» Task: Keep only the lines of the data below that contain "Size", and copy them.

::::

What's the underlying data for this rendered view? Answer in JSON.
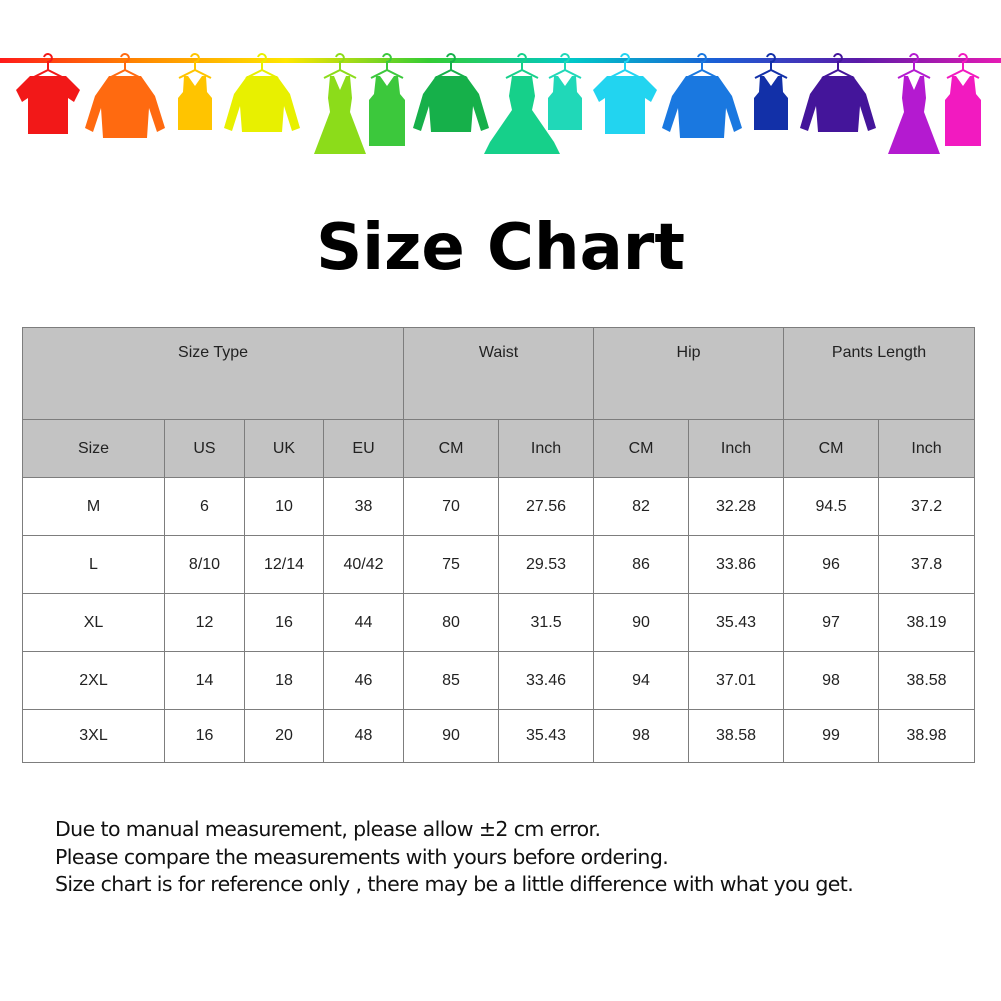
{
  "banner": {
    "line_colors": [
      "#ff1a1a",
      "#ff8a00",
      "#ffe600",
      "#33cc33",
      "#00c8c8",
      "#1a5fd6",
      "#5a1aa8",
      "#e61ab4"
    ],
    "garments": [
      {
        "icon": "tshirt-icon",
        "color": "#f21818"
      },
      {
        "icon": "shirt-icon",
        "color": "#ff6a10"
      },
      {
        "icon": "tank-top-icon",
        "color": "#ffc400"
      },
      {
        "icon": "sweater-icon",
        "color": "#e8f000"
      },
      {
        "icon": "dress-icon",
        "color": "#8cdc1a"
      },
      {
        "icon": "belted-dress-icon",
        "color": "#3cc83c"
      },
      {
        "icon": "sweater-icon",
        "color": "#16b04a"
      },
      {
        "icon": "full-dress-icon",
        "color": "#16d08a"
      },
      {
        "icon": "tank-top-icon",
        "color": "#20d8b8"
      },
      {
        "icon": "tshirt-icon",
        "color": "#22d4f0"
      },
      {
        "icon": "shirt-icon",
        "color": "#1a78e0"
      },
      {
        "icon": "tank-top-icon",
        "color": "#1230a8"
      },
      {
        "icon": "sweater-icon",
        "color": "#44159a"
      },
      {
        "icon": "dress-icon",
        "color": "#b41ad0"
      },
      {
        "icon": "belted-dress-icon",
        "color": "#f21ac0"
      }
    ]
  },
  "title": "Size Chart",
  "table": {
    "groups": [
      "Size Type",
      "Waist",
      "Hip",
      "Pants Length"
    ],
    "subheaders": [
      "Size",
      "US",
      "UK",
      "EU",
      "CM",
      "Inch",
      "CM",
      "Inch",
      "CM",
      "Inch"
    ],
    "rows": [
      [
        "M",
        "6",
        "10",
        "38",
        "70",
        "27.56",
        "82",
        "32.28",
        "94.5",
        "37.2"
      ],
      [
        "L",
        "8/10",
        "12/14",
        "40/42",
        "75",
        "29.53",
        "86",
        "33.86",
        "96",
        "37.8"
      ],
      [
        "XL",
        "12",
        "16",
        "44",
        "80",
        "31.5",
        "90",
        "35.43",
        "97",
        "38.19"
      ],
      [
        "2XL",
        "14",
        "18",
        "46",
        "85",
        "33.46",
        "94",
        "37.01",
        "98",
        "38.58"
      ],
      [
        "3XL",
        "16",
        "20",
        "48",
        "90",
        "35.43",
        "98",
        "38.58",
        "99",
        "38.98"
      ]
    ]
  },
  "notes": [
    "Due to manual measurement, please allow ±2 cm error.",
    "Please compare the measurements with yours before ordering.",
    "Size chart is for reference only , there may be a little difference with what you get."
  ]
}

::::

» The output:
  "title": "Size Chart",
      "Size Type",
      "Size",
    "Size chart is for reference only , there may be a little difference with what you get."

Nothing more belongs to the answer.